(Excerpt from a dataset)

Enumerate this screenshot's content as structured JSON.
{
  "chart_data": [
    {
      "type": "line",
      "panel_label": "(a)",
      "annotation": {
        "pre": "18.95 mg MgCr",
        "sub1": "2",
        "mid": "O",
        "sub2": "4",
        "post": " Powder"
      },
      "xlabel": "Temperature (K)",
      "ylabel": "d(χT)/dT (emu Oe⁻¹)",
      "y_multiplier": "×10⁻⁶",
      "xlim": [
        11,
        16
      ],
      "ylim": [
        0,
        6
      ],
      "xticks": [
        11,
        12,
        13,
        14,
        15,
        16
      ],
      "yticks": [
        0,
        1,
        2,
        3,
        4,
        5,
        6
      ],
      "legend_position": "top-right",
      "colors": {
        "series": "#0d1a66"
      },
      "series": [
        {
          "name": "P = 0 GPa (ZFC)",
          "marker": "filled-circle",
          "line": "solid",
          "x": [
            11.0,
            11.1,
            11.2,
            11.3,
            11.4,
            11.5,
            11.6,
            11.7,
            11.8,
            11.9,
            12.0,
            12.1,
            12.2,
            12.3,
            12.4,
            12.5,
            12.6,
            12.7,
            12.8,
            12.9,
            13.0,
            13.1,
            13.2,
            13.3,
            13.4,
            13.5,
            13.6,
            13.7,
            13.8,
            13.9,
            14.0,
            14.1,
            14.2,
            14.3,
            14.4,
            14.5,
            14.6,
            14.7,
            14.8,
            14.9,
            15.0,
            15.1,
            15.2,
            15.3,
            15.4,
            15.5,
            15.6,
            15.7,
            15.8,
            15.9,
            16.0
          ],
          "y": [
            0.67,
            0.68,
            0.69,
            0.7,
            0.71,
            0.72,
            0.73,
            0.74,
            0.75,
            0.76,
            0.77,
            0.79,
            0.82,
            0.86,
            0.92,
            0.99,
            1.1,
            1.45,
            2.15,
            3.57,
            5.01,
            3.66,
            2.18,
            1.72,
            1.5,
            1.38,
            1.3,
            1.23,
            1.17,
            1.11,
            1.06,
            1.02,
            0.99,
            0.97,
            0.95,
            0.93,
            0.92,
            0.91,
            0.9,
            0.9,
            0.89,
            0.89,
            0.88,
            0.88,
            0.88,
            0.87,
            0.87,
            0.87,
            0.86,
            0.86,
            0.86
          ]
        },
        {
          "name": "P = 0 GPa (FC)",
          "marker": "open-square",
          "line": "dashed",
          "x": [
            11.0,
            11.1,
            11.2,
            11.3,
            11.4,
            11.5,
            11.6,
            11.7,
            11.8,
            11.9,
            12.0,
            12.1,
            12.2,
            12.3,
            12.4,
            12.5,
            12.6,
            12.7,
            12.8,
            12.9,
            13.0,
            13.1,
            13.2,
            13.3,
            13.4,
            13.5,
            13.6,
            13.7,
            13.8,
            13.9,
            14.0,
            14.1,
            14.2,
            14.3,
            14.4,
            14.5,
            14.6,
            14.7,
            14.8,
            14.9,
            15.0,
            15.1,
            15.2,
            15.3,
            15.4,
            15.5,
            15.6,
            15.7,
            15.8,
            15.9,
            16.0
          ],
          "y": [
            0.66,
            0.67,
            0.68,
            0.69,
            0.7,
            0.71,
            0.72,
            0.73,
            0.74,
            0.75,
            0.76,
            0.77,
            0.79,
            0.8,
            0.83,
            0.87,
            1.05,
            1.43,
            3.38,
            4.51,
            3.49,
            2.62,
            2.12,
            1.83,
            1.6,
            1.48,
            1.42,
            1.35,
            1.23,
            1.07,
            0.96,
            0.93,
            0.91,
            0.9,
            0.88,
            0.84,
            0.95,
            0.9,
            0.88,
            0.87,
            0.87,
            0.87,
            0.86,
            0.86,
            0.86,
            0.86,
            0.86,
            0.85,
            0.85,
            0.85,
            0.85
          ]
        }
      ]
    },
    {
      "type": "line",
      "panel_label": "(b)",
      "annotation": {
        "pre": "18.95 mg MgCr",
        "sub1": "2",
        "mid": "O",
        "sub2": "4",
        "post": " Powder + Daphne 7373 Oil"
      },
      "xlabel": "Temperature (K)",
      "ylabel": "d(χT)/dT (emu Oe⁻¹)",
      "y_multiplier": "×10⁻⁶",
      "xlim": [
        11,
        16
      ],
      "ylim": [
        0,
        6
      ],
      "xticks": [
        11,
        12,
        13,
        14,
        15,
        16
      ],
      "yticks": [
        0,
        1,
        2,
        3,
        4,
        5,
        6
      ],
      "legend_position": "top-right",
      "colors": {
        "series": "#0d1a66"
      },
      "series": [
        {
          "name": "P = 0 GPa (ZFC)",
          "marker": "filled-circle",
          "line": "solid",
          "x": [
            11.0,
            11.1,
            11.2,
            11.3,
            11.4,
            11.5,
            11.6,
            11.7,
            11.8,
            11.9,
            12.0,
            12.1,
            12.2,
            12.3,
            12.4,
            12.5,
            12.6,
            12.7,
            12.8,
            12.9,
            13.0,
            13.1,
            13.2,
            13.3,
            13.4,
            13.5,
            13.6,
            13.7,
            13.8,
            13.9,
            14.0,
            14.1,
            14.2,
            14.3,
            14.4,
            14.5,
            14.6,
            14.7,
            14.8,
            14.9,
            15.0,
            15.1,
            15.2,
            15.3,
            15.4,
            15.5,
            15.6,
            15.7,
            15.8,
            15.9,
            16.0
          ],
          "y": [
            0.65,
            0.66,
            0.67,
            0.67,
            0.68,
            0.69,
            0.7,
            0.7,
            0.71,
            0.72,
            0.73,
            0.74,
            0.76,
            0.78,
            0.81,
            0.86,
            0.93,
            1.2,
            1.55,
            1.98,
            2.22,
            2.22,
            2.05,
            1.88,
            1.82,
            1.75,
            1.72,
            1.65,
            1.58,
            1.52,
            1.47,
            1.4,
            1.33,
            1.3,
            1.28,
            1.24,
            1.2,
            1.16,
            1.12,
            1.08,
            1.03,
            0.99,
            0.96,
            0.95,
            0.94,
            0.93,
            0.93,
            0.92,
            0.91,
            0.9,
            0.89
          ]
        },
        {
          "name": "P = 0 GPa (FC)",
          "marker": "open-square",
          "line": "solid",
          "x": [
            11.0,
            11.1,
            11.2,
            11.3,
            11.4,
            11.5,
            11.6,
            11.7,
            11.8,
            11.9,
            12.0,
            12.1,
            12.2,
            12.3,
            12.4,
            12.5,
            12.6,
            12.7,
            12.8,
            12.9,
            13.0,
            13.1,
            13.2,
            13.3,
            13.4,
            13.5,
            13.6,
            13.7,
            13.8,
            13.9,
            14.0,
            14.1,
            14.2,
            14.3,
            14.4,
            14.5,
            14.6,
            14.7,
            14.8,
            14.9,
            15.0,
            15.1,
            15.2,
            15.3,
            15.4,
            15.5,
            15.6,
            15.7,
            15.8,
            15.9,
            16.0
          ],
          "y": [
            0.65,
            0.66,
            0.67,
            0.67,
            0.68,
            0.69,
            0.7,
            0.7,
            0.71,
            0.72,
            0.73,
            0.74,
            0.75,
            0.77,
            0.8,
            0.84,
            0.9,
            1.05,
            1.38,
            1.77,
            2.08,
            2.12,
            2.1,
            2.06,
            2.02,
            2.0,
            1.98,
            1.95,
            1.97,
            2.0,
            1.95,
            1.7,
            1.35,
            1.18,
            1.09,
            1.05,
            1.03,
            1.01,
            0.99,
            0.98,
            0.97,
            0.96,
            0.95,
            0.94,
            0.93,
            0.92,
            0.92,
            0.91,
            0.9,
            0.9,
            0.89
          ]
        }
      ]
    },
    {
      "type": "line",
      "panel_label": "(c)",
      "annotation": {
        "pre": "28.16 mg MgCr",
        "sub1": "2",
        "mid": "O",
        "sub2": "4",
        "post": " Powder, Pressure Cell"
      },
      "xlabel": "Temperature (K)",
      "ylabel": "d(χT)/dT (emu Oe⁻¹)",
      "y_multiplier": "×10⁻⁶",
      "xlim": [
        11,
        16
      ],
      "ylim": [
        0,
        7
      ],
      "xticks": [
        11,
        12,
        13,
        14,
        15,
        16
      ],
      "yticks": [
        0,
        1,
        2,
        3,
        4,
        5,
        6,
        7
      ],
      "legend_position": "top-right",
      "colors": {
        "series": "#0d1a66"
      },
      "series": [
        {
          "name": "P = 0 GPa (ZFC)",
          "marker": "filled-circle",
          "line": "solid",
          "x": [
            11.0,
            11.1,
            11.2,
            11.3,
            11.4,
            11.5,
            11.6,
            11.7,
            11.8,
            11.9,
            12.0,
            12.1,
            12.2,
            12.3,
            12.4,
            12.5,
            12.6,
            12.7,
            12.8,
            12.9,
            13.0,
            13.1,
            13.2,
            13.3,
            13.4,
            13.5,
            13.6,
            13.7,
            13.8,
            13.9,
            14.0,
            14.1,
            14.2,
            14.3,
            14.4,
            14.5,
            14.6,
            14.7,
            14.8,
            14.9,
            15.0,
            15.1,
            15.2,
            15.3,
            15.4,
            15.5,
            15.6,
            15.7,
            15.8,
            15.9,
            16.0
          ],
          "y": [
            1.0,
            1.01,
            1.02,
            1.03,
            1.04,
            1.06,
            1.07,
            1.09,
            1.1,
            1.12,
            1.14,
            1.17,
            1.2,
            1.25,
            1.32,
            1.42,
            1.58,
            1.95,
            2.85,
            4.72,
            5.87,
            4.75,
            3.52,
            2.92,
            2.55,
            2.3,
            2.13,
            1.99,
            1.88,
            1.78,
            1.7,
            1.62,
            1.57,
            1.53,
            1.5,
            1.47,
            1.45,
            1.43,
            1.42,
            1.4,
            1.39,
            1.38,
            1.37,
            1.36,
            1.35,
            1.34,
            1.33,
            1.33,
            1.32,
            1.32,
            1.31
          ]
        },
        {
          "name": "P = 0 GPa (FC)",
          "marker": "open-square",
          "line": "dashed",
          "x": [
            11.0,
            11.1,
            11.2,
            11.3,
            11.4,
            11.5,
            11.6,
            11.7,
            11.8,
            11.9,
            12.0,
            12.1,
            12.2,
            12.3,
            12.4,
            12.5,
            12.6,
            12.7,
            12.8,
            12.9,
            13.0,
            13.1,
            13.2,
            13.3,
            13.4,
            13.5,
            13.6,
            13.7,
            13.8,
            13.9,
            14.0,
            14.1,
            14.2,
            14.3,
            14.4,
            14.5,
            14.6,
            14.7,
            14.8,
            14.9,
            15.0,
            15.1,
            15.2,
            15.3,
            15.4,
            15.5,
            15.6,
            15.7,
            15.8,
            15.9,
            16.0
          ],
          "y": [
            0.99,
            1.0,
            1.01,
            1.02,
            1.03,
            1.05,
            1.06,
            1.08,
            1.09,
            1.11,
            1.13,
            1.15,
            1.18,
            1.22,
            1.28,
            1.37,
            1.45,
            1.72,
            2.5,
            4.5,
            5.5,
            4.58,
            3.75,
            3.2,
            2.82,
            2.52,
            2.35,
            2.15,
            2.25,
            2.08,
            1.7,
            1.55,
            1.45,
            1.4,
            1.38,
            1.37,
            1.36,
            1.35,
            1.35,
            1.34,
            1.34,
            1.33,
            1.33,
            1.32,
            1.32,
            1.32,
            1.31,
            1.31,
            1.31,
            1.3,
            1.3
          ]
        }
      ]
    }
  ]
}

### TASK DESCRIPTION
List all lines from the entries that include the word "post".

### RESULT FOR THIS EXERCISE
        "post": " Powder"
        "post": " Powder + Daphne 7373 Oil"
        "post": " Powder, Pressure Cell"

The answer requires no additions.